» EXERCISE DESCRIPTION
Repeat the whole listing exactly.

» SUPPLIED RECORDS
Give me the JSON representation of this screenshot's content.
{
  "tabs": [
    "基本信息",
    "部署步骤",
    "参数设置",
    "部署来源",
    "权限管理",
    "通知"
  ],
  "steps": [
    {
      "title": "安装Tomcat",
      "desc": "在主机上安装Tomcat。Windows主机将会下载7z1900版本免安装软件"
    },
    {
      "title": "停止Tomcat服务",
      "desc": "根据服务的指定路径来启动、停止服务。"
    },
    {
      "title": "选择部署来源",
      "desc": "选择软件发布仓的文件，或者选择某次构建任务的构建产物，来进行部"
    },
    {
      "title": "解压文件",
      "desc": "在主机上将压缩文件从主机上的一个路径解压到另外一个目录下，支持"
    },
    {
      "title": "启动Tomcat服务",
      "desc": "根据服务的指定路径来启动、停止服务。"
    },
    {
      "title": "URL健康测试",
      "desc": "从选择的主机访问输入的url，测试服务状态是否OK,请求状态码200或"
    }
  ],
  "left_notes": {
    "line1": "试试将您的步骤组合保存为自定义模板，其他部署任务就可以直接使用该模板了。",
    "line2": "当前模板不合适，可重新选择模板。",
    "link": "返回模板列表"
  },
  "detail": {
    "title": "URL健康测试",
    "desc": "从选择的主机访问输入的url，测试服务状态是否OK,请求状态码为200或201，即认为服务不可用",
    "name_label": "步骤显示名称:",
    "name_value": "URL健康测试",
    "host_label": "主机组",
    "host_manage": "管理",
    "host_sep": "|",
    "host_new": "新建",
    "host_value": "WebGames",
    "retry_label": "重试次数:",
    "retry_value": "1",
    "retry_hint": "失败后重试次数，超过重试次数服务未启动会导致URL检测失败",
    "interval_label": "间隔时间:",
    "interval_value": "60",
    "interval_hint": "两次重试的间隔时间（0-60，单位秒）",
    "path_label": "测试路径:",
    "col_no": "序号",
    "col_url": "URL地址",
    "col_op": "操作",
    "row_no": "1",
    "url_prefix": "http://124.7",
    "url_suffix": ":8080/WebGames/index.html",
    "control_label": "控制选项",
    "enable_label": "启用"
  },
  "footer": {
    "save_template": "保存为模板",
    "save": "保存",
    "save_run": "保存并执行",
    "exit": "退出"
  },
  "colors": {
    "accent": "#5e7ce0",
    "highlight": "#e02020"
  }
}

» THE ANSWER
Give me the JSON representation of this screenshot's content.
{
  "tabs": [
    "基本信息",
    "部署步骤",
    "参数设置",
    "部署来源",
    "权限管理",
    "通知"
  ],
  "steps": [
    {
      "title": "安装Tomcat",
      "desc": "在主机上安装Tomcat。Windows主机将会下载7z1900版本免安装软件"
    },
    {
      "title": "停止Tomcat服务",
      "desc": "根据服务的指定路径来启动、停止服务。"
    },
    {
      "title": "选择部署来源",
      "desc": "选择软件发布仓的文件，或者选择某次构建任务的构建产物，来进行部"
    },
    {
      "title": "解压文件",
      "desc": "在主机上将压缩文件从主机上的一个路径解压到另外一个目录下，支持"
    },
    {
      "title": "启动Tomcat服务",
      "desc": "根据服务的指定路径来启动、停止服务。"
    },
    {
      "title": "URL健康测试",
      "desc": "从选择的主机访问输入的url，测试服务状态是否OK,请求状态码200或"
    }
  ],
  "left_notes": {
    "line1": "试试将您的步骤组合保存为自定义模板，其他部署任务就可以直接使用该模板了。",
    "line2": "当前模板不合适，可重新选择模板。",
    "link": "返回模板列表"
  },
  "detail": {
    "title": "URL健康测试",
    "desc": "从选择的主机访问输入的url，测试服务状态是否OK,请求状态码为200或201，即认为服务不可用",
    "name_label": "步骤显示名称:",
    "name_value": "URL健康测试",
    "host_label": "主机组",
    "host_manage": "管理",
    "host_sep": "|",
    "host_new": "新建",
    "host_value": "WebGames",
    "retry_label": "重试次数:",
    "retry_value": "1",
    "retry_hint": "失败后重试次数，超过重试次数服务未启动会导致URL检测失败",
    "interval_label": "间隔时间:",
    "interval_value": "60",
    "interval_hint": "两次重试的间隔时间（0-60，单位秒）",
    "path_label": "测试路径:",
    "col_no": "序号",
    "col_url": "URL地址",
    "col_op": "操作",
    "row_no": "1",
    "url_prefix": "http://124.7",
    "url_suffix": ":8080/WebGames/index.html",
    "control_label": "控制选项",
    "enable_label": "启用"
  },
  "footer": {
    "save_template": "保存为模板",
    "save": "保存",
    "save_run": "保存并执行",
    "exit": "退出"
  },
  "colors": {
    "accent": "#5e7ce0",
    "highlight": "#e02020"
  }
}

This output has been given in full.